=== Task to complete ===
The data below needs to be returned exactly, line for line.

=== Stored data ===
start

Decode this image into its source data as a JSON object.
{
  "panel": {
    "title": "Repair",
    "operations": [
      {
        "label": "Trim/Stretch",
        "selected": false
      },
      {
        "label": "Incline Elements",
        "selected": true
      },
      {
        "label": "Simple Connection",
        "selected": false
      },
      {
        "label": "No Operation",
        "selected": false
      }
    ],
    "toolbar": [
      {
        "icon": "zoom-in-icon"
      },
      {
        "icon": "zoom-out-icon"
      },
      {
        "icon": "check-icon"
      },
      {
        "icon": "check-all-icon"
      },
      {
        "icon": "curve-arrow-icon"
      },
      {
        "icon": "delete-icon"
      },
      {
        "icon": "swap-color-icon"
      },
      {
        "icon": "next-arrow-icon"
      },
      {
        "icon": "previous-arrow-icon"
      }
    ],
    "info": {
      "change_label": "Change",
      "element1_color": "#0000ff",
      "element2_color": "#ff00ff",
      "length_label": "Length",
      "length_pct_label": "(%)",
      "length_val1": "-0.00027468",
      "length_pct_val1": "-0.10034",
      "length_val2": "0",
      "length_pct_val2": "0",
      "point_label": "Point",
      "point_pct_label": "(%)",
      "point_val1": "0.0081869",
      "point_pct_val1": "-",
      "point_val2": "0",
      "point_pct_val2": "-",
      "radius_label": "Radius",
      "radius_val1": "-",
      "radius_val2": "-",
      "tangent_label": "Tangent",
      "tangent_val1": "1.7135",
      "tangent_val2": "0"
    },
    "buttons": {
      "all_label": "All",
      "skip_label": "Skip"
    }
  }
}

end

=== Result ===
Decode this image into its source data as a JSON object.
{
  "panel": {
    "title": "Repair",
    "operations": [
      {
        "label": "Trim/Stretch",
        "selected": false
      },
      {
        "label": "Incline Elements",
        "selected": true
      },
      {
        "label": "Simple Connection",
        "selected": false
      },
      {
        "label": "No Operation",
        "selected": false
      }
    ],
    "toolbar": [
      {
        "icon": "zoom-in-icon"
      },
      {
        "icon": "zoom-out-icon"
      },
      {
        "icon": "check-icon"
      },
      {
        "icon": "check-all-icon"
      },
      {
        "icon": "curve-arrow-icon"
      },
      {
        "icon": "delete-icon"
      },
      {
        "icon": "swap-color-icon"
      },
      {
        "icon": "next-arrow-icon"
      },
      {
        "icon": "previous-arrow-icon"
      }
    ],
    "info": {
      "change_label": "Change",
      "element1_color": "#0000ff",
      "element2_color": "#ff00ff",
      "length_label": "Length",
      "length_pct_label": "(%)",
      "length_val1": "-0.00027468",
      "length_pct_val1": "-0.10034",
      "length_val2": "0",
      "length_pct_val2": "0",
      "point_label": "Point",
      "point_pct_label": "(%)",
      "point_val1": "0.0081869",
      "point_pct_val1": "-",
      "point_val2": "0",
      "point_pct_val2": "-",
      "radius_label": "Radius",
      "radius_val1": "-",
      "radius_val2": "-",
      "tangent_label": "Tangent",
      "tangent_val1": "1.7135",
      "tangent_val2": "0"
    },
    "buttons": {
      "all_label": "All",
      "skip_label": "Skip"
    }
  }
}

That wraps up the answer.